Records provided:
▼
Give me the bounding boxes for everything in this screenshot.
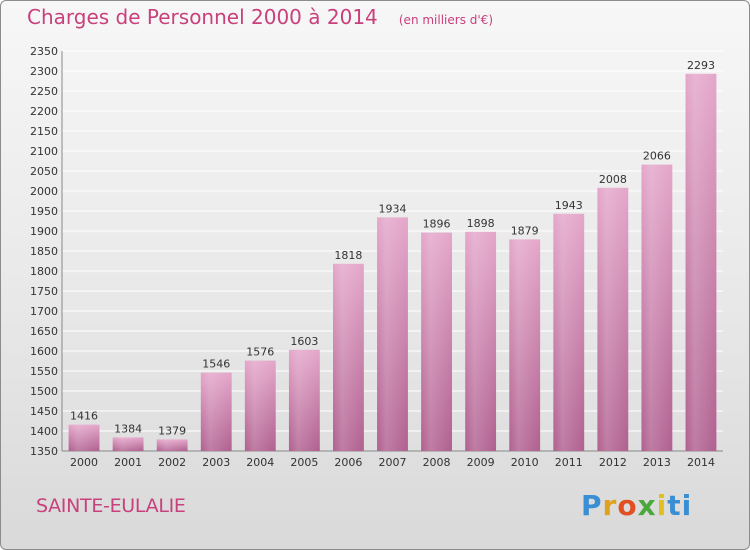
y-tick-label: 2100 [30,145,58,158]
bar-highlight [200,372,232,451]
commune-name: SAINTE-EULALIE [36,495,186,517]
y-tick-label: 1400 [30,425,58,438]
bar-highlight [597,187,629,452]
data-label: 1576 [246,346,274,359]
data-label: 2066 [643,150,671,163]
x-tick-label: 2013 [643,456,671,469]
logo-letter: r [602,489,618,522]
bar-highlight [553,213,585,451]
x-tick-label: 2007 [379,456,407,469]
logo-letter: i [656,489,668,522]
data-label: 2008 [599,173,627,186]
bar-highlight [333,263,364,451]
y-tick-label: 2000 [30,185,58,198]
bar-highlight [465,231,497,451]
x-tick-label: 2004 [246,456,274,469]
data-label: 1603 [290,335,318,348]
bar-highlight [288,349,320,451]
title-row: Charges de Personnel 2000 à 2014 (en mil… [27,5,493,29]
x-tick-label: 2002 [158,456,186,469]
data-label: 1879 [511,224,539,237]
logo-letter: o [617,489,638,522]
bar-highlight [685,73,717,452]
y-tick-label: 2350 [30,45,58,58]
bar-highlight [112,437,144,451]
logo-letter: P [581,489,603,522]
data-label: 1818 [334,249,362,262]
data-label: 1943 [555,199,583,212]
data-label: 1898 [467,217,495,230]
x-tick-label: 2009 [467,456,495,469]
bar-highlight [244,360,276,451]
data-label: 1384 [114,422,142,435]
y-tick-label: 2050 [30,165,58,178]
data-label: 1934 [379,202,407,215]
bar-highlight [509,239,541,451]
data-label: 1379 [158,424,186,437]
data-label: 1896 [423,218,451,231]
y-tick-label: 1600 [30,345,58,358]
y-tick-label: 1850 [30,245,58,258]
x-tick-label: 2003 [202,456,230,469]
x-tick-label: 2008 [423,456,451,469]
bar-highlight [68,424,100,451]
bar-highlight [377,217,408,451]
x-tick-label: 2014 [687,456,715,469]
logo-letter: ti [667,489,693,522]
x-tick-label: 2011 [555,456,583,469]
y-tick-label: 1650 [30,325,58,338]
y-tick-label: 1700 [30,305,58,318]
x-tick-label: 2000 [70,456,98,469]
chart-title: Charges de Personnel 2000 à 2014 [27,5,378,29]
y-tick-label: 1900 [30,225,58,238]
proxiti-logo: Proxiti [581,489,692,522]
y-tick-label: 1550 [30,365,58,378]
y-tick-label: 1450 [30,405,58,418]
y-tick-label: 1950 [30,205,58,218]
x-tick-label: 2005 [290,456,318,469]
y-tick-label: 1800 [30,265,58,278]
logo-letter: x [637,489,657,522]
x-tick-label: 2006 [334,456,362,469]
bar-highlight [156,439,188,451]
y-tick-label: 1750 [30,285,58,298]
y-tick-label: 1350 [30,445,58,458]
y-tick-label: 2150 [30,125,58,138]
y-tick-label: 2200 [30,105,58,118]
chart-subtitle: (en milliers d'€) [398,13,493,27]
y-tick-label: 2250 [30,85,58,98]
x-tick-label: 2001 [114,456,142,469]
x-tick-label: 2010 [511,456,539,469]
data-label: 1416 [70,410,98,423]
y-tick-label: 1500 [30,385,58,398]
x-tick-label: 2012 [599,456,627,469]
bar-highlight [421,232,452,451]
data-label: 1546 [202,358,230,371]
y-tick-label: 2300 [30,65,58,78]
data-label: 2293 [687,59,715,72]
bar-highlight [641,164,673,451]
▲
Directions for this task: Provide the part of the entry that opens with the line containing "y-tick-label: 2100 [30,145,58,158]" and closes with the line containing "chart-title: Charges de", both included, as a JSON list of strings with one string per line. Omit blank lines.

Response for this exercise:
[
  "y-tick-label: 2100 [30,145,58,158]",
  "bar-highlight [200,372,232,451]",
  "commune-name: SAINTE-EULALIE [36,495,186,517]",
  "y-tick-label: 1400 [30,425,58,438]",
  "bar-highlight [597,187,629,452]",
  "data-label: 1576 [246,346,274,359]",
  "data-label: 2066 [643,150,671,163]",
  "x-tick-label: 2013 [643,456,671,469]",
  "logo-letter: r [602,489,618,522]",
  "bar-highlight [553,213,585,451]",
  "x-tick-label: 2007 [379,456,407,469]",
  "logo-letter: i [656,489,668,522]",
  "data-label: 2008 [599,173,627,186]",
  "bar-highlight [333,263,364,451]",
  "y-tick-label: 2000 [30,185,58,198]",
  "bar-highlight [465,231,497,451]",
  "x-tick-label: 2004 [246,456,274,469]",
  "data-label: 1603 [290,335,318,348]",
  "bar-highlight [288,349,320,451]",
  "title-row: Charges de Personnel 2000 à 2014 (en mil… [27,5,493,29]",
  "x-tick-label: 2002 [158,456,186,469]",
  "data-label: 1879 [511,224,539,237]",
  "logo-letter: o [617,489,638,522]",
  "bar-highlight [685,73,717,452]",
  "y-tick-label: 2350 [30,45,58,58]",
  "bar-highlight [112,437,144,451]",
  "logo-letter: P [581,489,603,522]",
  "data-label: 1818 [334,249,362,262]",
  "data-label: 1943 [555,199,583,212]",
  "data-label: 1898 [467,217,495,230]",
  "x-tick-label: 2009 [467,456,495,469]",
  "bar-highlight [244,360,276,451]",
  "data-label: 1384 [114,422,142,435]",
  "y-tick-label: 2050 [30,165,58,178]",
  "data-label: 1934 [379,202,407,215]",
  "bar-highlight [509,239,541,451]",
  "data-label: 1379 [158,424,186,437]",
  "data-label: 1896 [423,218,451,231]",
  "y-tick-label: 1600 [30,345,58,358]",
  "y-tick-label: 1850 [30,245,58,258]",
  "x-tick-label: 2003 [202,456,230,469]",
  "x-tick-label: 2008 [423,456,451,469]",
  "bar-highlight [68,424,100,451]",
  "bar-highlight [377,217,408,451]",
  "x-tick-label: 2014 [687,456,715,469]",
  "logo-letter: ti [667,489,693,522]",
  "x-tick-label: 2011 [555,456,583,469]",
  "y-tick-label: 1650 [30,325,58,338]",
  "y-tick-label: 1700 [30,305,58,318]",
  "x-tick-label: 2000 [70,456,98,469]",
  "chart-title: Charges de Personnel 2000 à 2014 [27,5,378,29]"
]